Each line of the data that includes the string "name" is to be copied out.

[START RECORD LIST]

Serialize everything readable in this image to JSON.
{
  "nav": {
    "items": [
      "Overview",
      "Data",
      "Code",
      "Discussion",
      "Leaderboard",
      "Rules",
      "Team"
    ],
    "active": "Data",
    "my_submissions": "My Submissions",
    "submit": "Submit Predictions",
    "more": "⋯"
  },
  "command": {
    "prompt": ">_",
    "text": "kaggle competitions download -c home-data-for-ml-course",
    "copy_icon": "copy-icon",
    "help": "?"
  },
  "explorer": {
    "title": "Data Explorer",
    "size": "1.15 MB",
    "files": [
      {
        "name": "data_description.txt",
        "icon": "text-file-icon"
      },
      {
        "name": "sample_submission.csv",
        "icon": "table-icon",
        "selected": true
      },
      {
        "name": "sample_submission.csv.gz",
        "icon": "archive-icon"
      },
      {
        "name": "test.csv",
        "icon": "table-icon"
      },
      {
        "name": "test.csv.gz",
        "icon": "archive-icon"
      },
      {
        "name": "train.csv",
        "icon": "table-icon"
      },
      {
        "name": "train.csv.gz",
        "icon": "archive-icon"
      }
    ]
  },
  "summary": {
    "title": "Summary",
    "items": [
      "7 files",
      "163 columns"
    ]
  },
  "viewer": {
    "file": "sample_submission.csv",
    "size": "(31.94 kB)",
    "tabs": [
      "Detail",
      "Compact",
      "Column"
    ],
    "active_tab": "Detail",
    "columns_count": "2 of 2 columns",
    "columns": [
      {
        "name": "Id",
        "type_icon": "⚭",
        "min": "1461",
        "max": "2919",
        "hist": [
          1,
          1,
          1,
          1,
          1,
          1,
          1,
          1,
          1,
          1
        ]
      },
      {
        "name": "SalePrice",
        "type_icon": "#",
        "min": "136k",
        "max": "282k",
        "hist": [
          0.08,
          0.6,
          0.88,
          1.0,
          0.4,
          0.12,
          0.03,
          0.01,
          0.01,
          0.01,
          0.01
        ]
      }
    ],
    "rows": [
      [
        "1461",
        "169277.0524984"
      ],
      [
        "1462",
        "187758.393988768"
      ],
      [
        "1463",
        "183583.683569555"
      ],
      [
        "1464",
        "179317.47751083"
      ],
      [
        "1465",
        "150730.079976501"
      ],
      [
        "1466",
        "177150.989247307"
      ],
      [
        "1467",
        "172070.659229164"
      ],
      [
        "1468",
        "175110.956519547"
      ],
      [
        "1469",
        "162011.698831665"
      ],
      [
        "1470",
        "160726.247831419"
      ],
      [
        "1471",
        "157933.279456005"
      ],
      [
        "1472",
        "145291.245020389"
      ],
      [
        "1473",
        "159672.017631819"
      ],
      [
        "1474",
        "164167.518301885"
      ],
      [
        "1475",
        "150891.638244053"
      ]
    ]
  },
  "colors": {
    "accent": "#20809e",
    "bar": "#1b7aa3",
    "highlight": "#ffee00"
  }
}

[END RECORD LIST]

[FINAL ANSWER]
        "name": "data_description.txt",
        "name": "sample_submission.csv",
        "name": "sample_submission.csv.gz",
        "name": "test.csv",
        "name": "test.csv.gz",
        "name": "train.csv",
        "name": "train.csv.gz",
        "name": "Id",
        "name": "SalePrice",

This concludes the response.